→ **Exercise description**: Will you extract the entries word for word? Images should not appear in the copy.

Stored entries:
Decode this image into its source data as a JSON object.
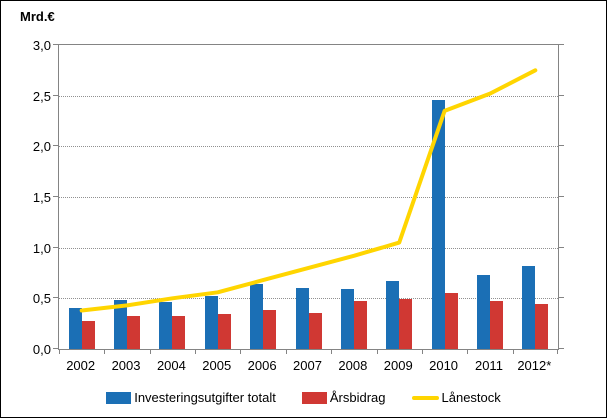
{
  "unit_label": "Mrd.€",
  "colors": {
    "bar_blue": "#1B6FB5",
    "bar_red": "#D03833",
    "line_yellow": "#FFD500",
    "axis_border": "#848484",
    "gridline": "#909090",
    "text": "#000000",
    "page_border": "#000000"
  },
  "chart_data": {
    "type": "bar",
    "title": "Mrd.€",
    "xlabel": "",
    "ylabel": "Mrd.€",
    "categories": [
      "2002",
      "2003",
      "2004",
      "2005",
      "2006",
      "2007",
      "2008",
      "2009",
      "2010",
      "2011",
      "2012*"
    ],
    "series": [
      {
        "name": "Investeringsutgifter totalt",
        "kind": "bar",
        "color": "#1B6FB5",
        "values": [
          0.4,
          0.48,
          0.46,
          0.52,
          0.64,
          0.6,
          0.59,
          0.67,
          2.46,
          0.73,
          0.82
        ]
      },
      {
        "name": "Årsbidrag",
        "kind": "bar",
        "color": "#D03833",
        "values": [
          0.28,
          0.33,
          0.33,
          0.35,
          0.38,
          0.36,
          0.47,
          0.49,
          0.55,
          0.47,
          0.44
        ]
      },
      {
        "name": "Lånestock",
        "kind": "line",
        "color": "#FFD500",
        "values": [
          0.38,
          0.43,
          0.5,
          0.56,
          0.68,
          0.8,
          0.92,
          1.05,
          2.35,
          2.52,
          2.75
        ]
      }
    ],
    "ylim": [
      0,
      3
    ],
    "ytick_step": 0.5,
    "ytick_labels": [
      "0,0",
      "0,5",
      "1,0",
      "1,5",
      "2,0",
      "2,5",
      "3,0"
    ],
    "grid": true,
    "legend_position": "bottom"
  }
}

→ **Worked solution**:
Decode this image into its source data as a JSON object.
{
  "unit_label": "Mrd.€",
  "colors": {
    "bar_blue": "#1B6FB5",
    "bar_red": "#D03833",
    "line_yellow": "#FFD500",
    "axis_border": "#848484",
    "gridline": "#909090",
    "text": "#000000",
    "page_border": "#000000"
  },
  "chart_data": {
    "type": "bar",
    "title": "Mrd.€",
    "xlabel": "",
    "ylabel": "Mrd.€",
    "categories": [
      "2002",
      "2003",
      "2004",
      "2005",
      "2006",
      "2007",
      "2008",
      "2009",
      "2010",
      "2011",
      "2012*"
    ],
    "series": [
      {
        "name": "Investeringsutgifter totalt",
        "kind": "bar",
        "color": "#1B6FB5",
        "values": [
          0.4,
          0.48,
          0.46,
          0.52,
          0.64,
          0.6,
          0.59,
          0.67,
          2.46,
          0.73,
          0.82
        ]
      },
      {
        "name": "Årsbidrag",
        "kind": "bar",
        "color": "#D03833",
        "values": [
          0.28,
          0.33,
          0.33,
          0.35,
          0.38,
          0.36,
          0.47,
          0.49,
          0.55,
          0.47,
          0.44
        ]
      },
      {
        "name": "Lånestock",
        "kind": "line",
        "color": "#FFD500",
        "values": [
          0.38,
          0.43,
          0.5,
          0.56,
          0.68,
          0.8,
          0.92,
          1.05,
          2.35,
          2.52,
          2.75
        ]
      }
    ],
    "ylim": [
      0,
      3
    ],
    "ytick_step": 0.5,
    "ytick_labels": [
      "0,0",
      "0,5",
      "1,0",
      "1,5",
      "2,0",
      "2,5",
      "3,0"
    ],
    "grid": true,
    "legend_position": "bottom"
  }
}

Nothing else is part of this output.